Records for the task
□ □ □ □
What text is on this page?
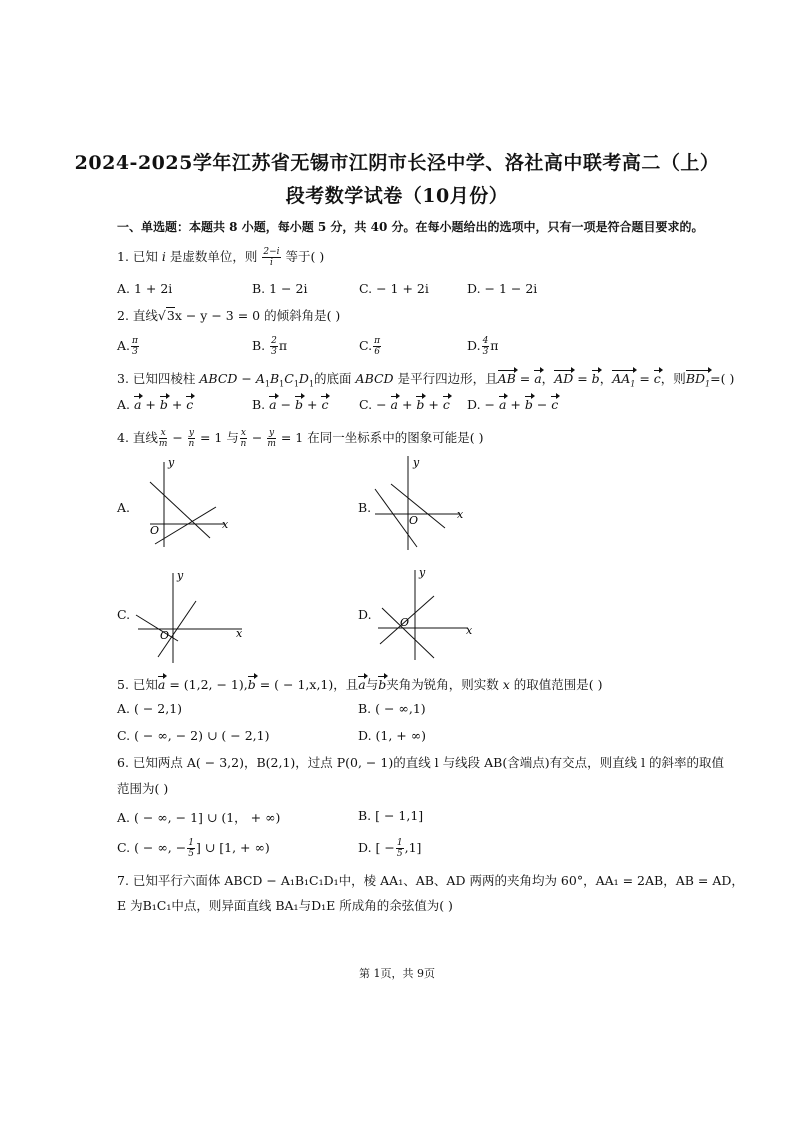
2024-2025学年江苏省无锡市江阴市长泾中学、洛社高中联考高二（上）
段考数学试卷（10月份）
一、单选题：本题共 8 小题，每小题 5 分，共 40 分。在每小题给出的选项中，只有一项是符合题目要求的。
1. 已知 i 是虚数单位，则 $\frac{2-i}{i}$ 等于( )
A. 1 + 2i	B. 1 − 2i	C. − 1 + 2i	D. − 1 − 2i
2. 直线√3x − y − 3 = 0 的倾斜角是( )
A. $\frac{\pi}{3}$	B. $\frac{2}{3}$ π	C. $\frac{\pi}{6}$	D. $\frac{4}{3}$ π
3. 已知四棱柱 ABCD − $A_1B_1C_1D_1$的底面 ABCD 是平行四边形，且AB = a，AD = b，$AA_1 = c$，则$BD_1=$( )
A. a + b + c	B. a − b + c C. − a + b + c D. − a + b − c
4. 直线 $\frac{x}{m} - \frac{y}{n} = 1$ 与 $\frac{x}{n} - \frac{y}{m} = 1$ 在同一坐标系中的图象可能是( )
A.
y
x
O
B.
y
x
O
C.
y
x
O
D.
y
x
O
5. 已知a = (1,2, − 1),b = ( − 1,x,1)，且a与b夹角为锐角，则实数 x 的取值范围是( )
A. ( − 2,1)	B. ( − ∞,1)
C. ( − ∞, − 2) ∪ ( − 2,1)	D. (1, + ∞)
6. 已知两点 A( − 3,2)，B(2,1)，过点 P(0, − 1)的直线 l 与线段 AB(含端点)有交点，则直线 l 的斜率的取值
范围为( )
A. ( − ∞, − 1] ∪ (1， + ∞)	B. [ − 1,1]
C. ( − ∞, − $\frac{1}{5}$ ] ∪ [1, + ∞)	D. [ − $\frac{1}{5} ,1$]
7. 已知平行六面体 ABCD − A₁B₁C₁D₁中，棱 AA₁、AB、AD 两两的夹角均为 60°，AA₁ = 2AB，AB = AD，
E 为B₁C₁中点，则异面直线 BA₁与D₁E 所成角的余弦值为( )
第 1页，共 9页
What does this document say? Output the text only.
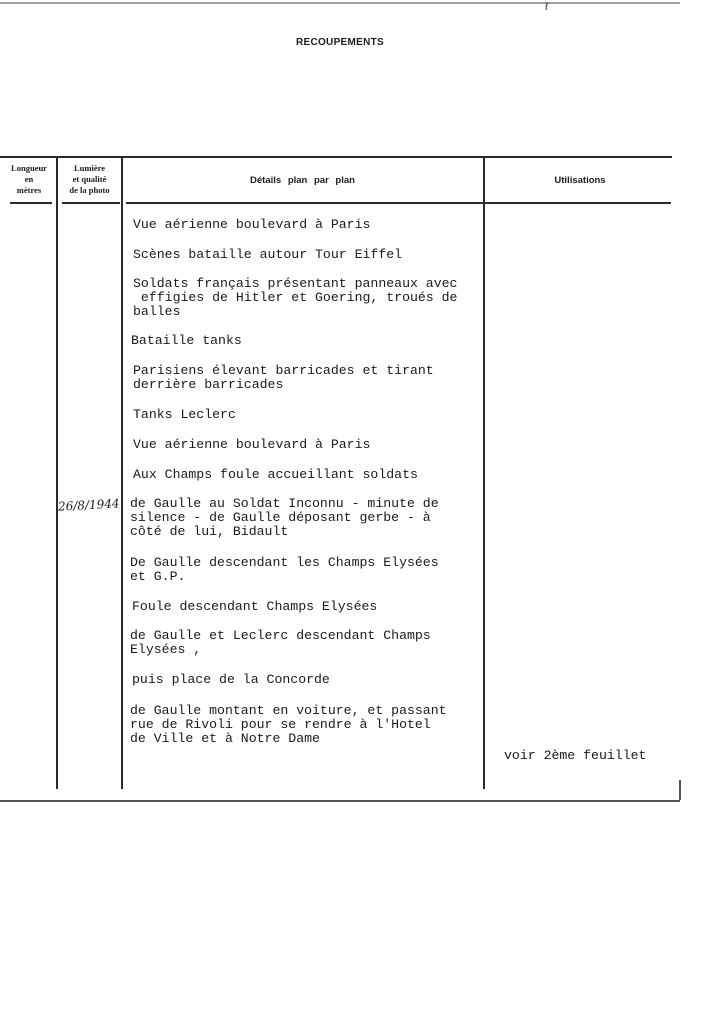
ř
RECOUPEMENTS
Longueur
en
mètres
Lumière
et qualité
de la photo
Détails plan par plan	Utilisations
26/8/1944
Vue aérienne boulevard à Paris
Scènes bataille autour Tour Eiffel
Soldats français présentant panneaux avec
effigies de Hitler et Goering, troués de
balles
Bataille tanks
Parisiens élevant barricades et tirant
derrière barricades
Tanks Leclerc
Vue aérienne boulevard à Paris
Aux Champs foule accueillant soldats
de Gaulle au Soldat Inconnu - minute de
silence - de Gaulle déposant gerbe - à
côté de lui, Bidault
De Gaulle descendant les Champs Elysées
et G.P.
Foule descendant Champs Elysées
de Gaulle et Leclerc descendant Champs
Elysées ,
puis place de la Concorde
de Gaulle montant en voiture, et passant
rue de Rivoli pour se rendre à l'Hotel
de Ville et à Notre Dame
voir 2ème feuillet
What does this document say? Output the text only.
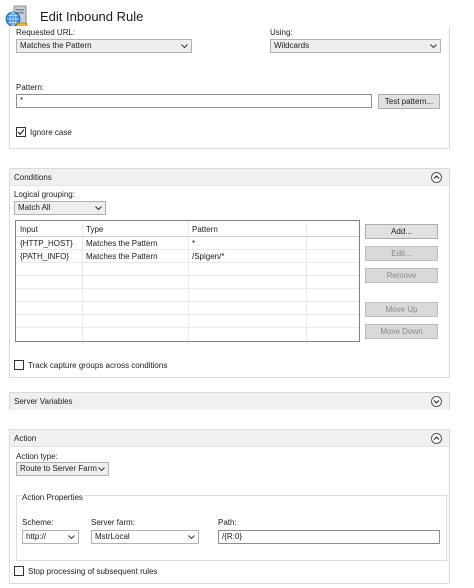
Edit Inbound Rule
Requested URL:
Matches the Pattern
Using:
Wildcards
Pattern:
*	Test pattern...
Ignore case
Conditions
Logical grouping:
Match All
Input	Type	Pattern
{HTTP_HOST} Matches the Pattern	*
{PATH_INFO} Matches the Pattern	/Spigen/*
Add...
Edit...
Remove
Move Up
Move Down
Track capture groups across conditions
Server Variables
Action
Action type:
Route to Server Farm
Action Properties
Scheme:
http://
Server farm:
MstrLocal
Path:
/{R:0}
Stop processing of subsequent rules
□ □ □ □
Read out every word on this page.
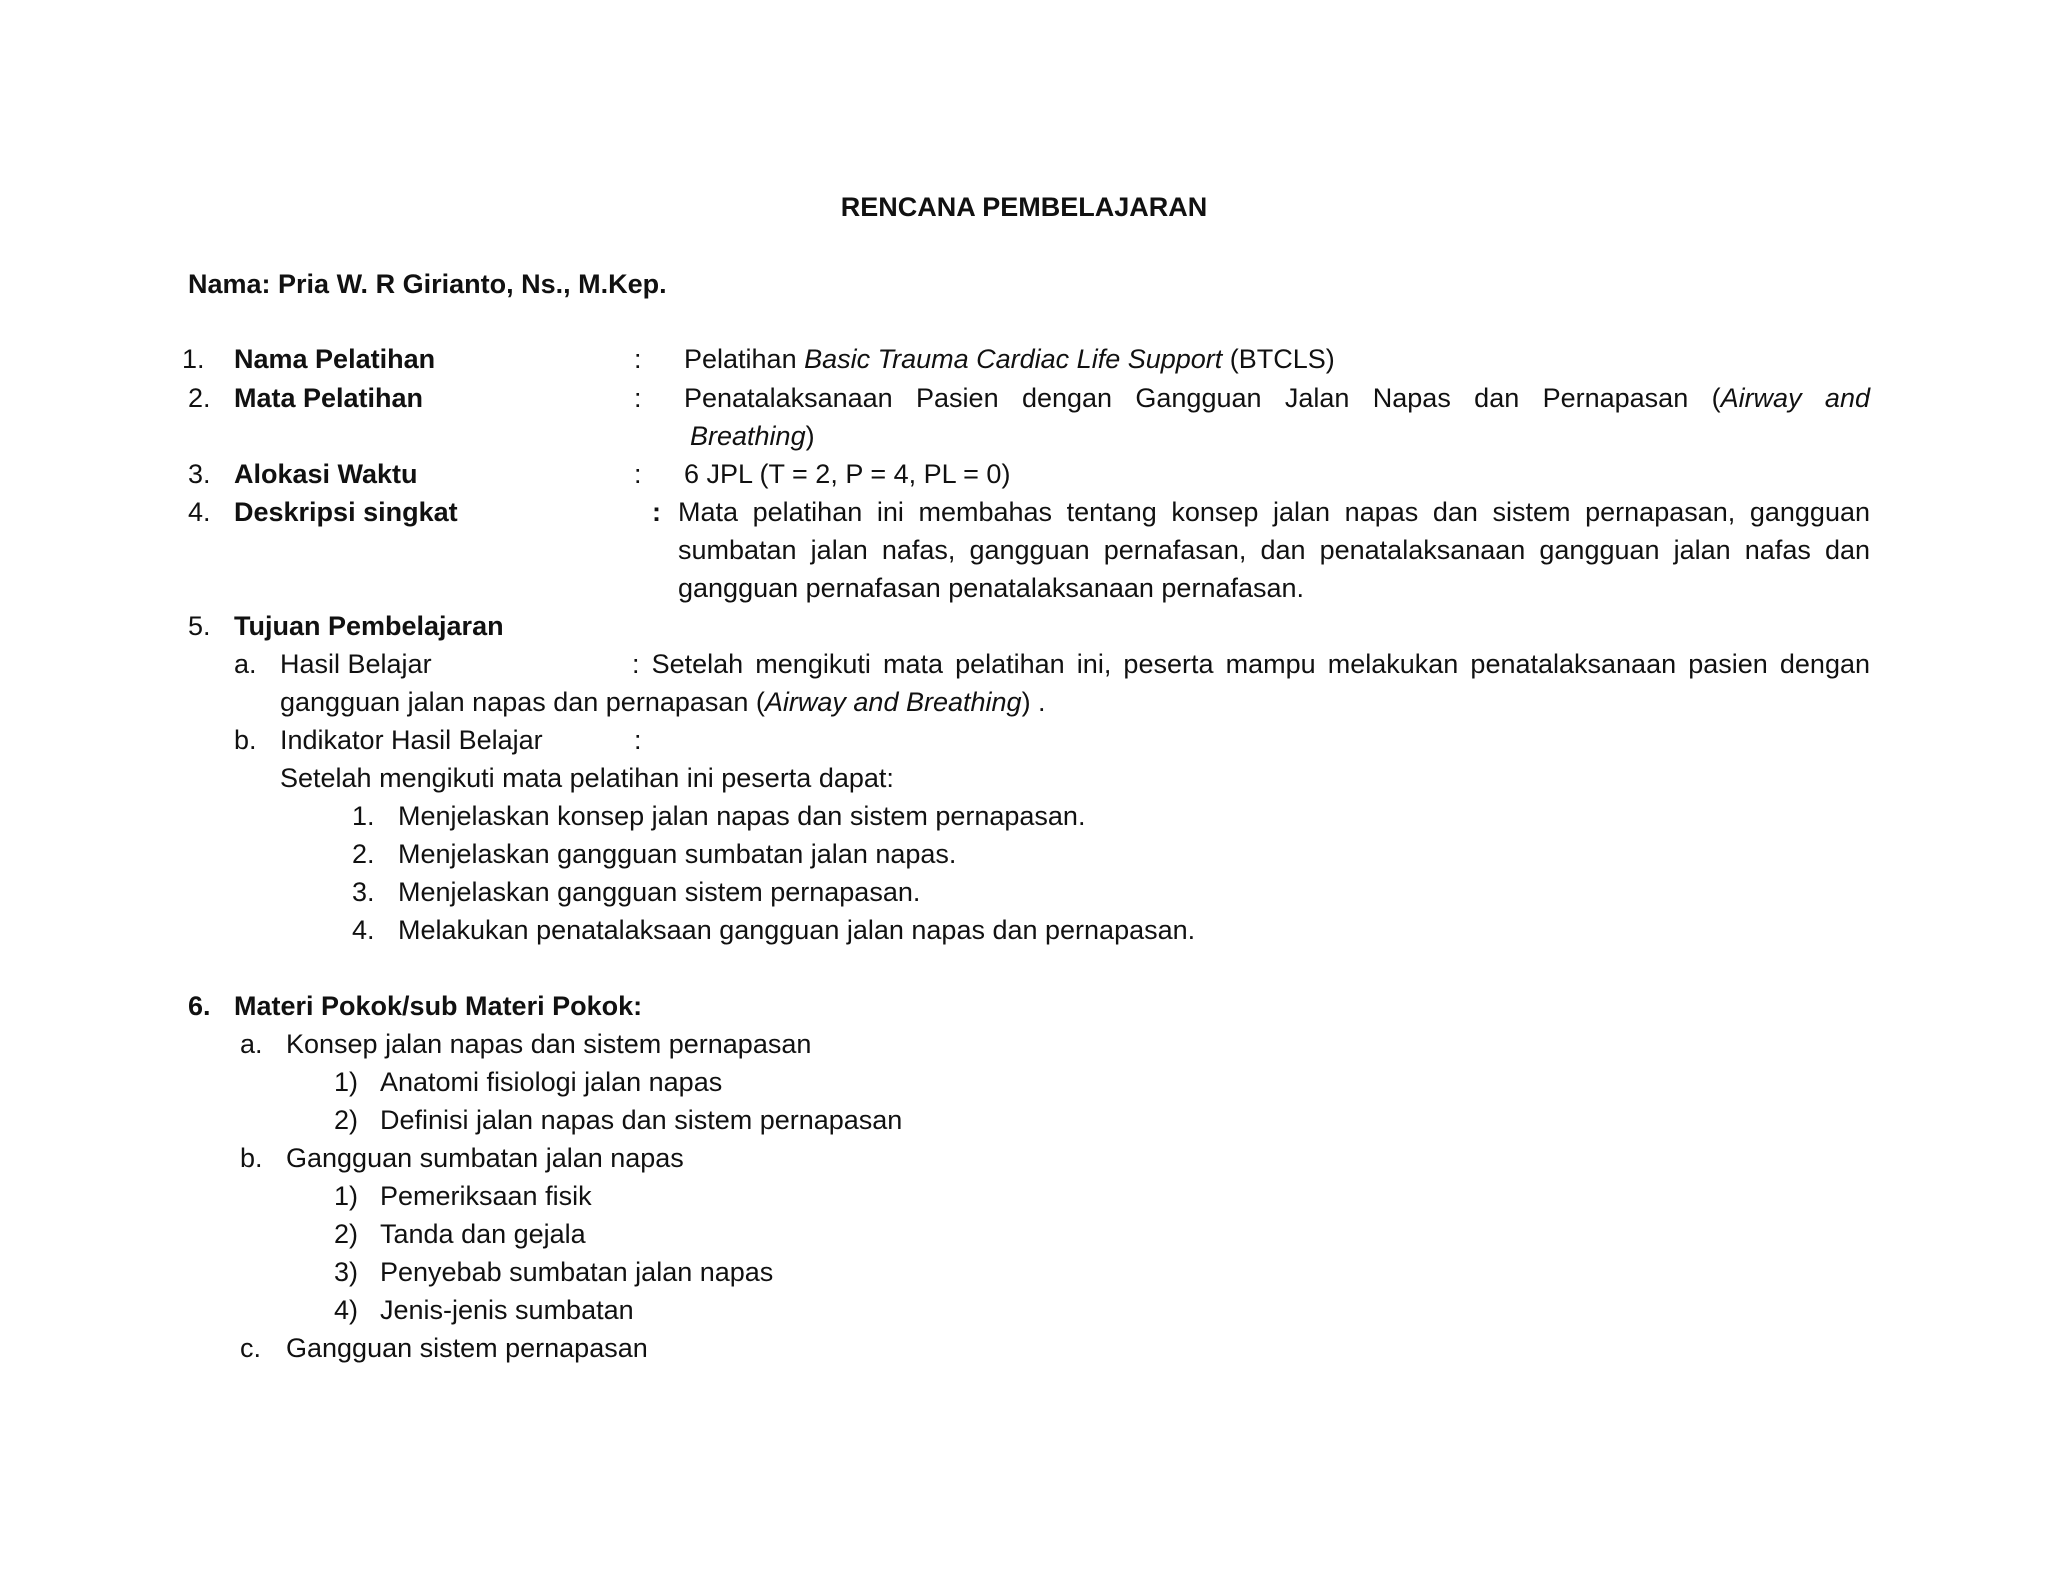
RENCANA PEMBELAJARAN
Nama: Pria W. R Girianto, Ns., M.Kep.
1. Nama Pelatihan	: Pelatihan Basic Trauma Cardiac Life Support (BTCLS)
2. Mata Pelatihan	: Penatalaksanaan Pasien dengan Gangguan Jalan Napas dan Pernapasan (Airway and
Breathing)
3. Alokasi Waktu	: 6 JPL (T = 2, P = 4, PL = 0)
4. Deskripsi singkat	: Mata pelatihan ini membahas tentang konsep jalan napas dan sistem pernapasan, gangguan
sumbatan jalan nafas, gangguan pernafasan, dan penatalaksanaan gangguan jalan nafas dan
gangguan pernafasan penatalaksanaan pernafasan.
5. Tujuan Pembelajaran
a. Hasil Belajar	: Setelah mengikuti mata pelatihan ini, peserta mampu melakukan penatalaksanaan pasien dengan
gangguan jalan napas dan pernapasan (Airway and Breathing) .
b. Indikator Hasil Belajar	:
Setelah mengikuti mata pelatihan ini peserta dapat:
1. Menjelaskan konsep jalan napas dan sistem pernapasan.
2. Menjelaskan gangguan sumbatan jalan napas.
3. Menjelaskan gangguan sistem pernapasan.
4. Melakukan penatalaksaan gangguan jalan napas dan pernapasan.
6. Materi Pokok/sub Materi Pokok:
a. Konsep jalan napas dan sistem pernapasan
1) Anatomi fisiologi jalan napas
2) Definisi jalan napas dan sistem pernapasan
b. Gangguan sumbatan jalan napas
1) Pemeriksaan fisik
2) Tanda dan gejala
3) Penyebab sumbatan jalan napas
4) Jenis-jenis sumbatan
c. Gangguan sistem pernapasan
□ □ □ □
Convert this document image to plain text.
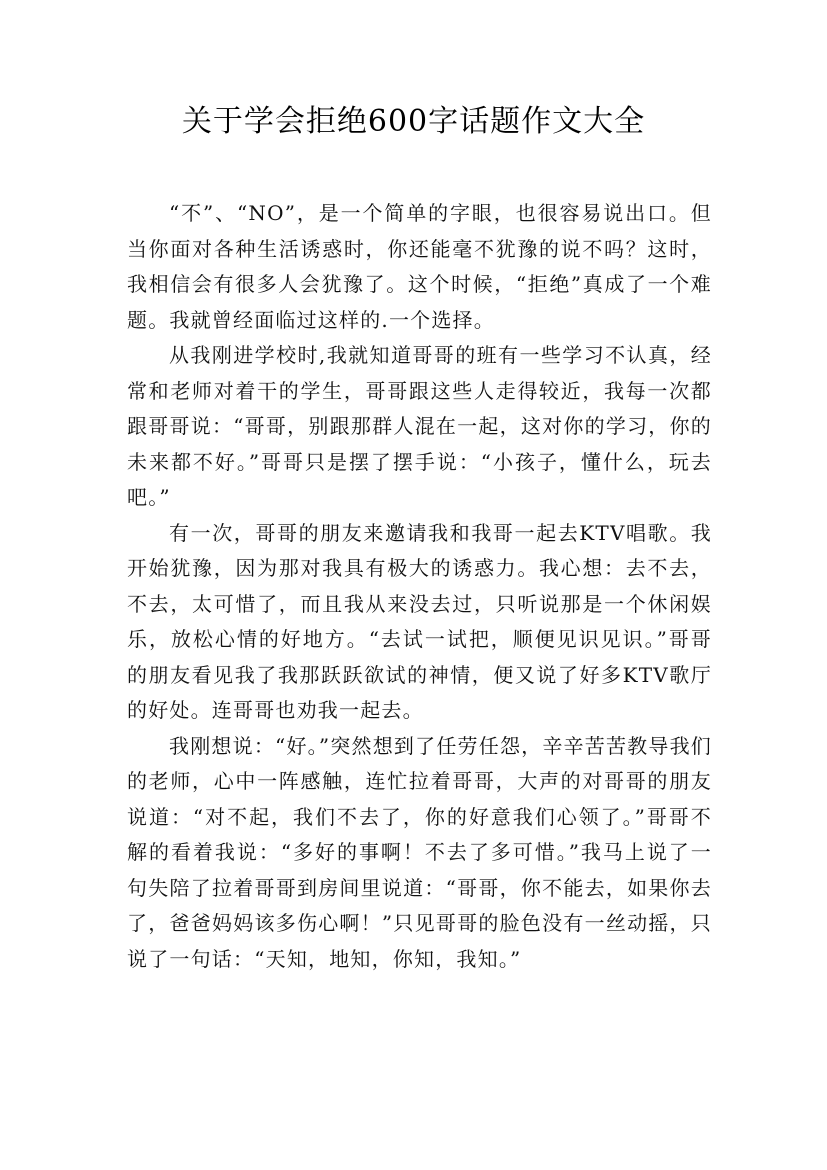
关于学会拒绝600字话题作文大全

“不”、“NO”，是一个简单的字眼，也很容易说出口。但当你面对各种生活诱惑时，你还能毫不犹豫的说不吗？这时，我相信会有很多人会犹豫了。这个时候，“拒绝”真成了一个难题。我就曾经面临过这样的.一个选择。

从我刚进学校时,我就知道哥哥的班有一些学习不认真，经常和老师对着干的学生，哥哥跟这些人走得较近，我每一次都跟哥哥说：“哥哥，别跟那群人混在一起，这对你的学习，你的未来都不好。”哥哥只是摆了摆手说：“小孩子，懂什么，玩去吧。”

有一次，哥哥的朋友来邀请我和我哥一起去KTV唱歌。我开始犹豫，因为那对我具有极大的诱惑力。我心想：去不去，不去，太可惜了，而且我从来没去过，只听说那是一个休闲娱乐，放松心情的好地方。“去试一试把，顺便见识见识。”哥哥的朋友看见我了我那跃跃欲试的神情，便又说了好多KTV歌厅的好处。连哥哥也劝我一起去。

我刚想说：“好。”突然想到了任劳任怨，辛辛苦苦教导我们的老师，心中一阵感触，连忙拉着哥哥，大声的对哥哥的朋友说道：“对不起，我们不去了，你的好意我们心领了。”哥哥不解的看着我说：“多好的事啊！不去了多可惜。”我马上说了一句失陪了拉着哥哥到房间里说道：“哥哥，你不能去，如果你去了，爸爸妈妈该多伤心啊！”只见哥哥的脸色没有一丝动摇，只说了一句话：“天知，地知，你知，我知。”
□ □ □ □
What is needed
Going through the entries above, tally each line that has the word "pernafasan". Answer with the number only.

Result for this exercise
2